*What the task requires*
Report how many lines include the word "agua", and nothing besides that number.

*Material to process*

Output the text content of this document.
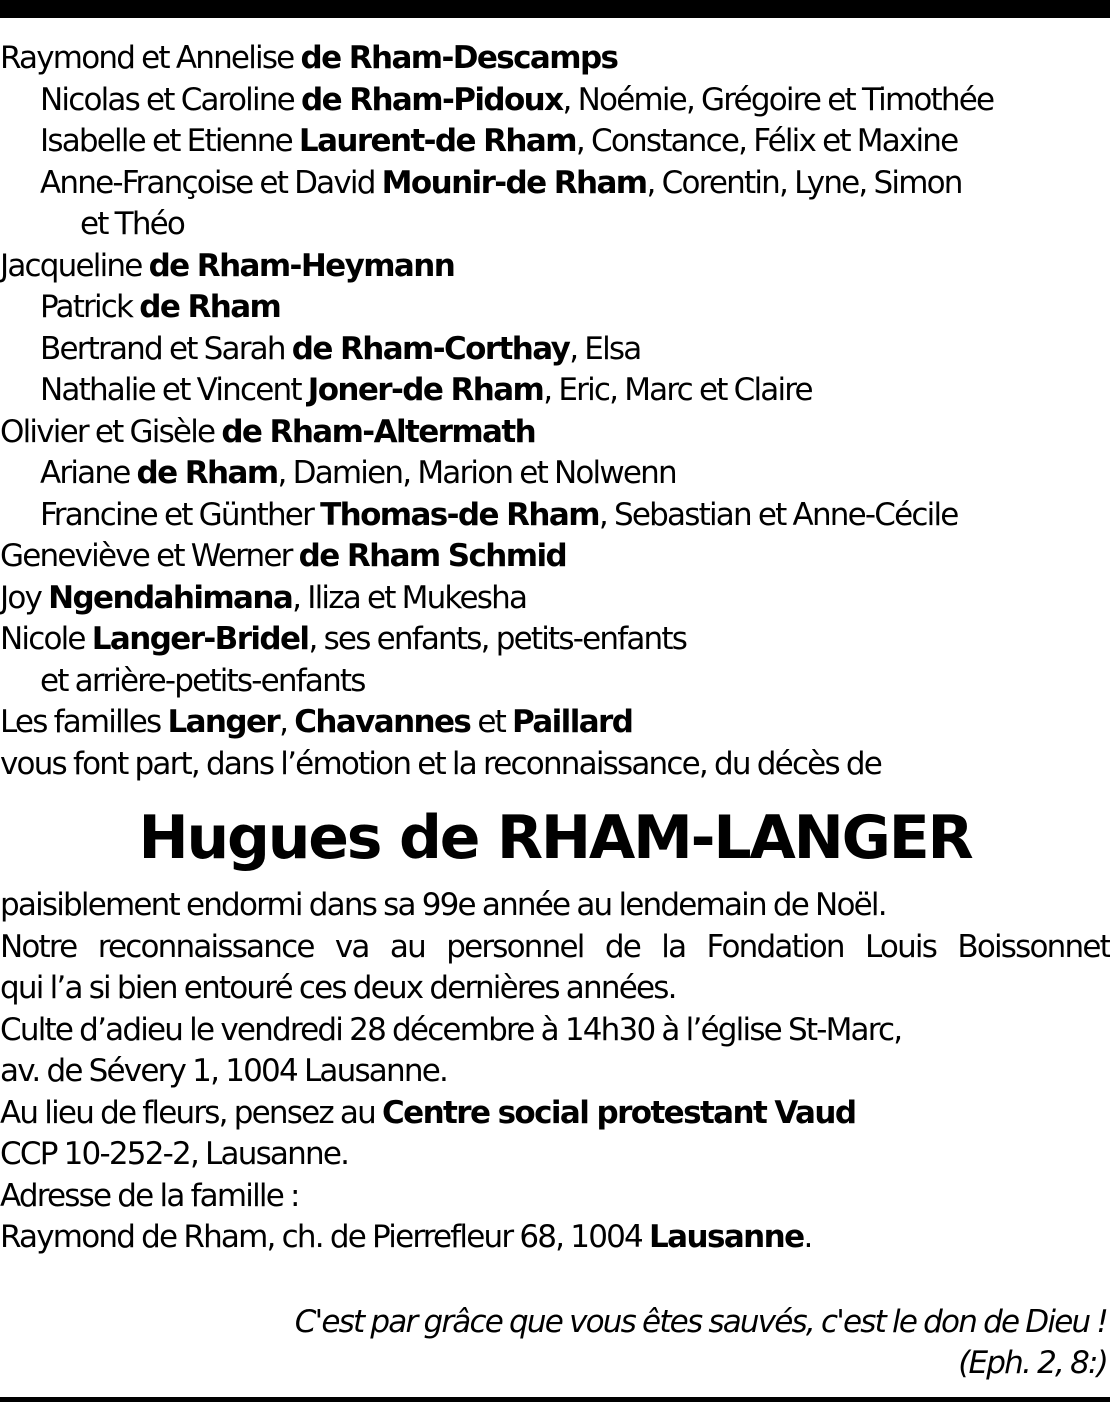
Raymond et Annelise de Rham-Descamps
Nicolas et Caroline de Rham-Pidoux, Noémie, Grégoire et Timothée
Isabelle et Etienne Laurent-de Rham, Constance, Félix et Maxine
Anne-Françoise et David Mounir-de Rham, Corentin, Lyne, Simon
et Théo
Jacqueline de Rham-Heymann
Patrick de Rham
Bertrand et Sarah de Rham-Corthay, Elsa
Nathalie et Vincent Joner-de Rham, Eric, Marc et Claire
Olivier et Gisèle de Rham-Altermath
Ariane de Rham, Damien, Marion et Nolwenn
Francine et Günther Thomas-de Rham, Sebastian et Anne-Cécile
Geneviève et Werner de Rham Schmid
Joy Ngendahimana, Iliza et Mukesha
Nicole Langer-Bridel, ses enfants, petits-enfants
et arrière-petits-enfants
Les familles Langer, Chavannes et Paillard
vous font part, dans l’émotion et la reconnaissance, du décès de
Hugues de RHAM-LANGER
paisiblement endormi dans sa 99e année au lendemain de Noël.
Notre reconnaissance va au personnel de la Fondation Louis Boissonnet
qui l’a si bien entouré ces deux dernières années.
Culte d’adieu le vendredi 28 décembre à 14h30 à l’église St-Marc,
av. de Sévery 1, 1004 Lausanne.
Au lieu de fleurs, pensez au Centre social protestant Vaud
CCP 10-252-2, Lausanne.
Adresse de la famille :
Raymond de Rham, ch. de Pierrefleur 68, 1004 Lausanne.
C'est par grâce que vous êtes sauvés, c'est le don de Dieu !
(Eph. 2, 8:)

==

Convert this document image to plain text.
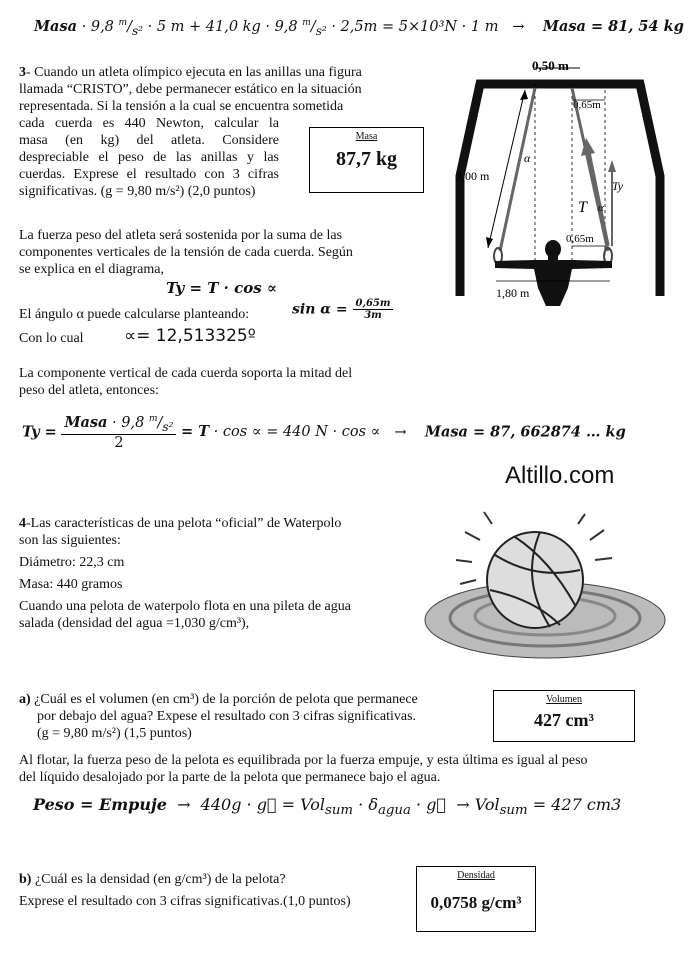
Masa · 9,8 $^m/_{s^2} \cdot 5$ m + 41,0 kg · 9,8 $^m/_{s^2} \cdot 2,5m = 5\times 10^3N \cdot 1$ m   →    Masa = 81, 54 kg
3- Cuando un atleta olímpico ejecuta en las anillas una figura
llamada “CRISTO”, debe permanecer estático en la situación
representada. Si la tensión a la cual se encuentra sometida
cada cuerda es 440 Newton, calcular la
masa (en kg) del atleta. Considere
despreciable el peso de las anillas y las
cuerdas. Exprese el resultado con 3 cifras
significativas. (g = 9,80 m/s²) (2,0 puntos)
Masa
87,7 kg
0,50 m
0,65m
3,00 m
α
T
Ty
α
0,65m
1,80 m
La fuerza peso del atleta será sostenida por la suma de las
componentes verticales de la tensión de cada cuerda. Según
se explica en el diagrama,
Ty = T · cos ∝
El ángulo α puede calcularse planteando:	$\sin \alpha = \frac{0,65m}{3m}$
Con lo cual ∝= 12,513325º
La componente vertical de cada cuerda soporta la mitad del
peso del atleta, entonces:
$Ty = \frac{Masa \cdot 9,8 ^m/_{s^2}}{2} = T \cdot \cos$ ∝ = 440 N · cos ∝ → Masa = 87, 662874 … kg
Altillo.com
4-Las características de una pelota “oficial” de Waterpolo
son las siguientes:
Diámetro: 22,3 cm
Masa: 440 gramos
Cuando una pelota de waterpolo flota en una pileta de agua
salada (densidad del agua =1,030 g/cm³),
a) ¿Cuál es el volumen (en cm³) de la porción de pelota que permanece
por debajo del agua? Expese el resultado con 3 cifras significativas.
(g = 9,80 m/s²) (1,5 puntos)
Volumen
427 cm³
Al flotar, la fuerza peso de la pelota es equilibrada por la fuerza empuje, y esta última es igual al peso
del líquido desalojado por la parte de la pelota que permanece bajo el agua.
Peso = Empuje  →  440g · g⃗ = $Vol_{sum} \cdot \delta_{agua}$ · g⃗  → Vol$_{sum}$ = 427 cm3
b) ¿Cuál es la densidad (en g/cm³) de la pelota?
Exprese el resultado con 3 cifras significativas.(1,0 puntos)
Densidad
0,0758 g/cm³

*Completed exercise*
5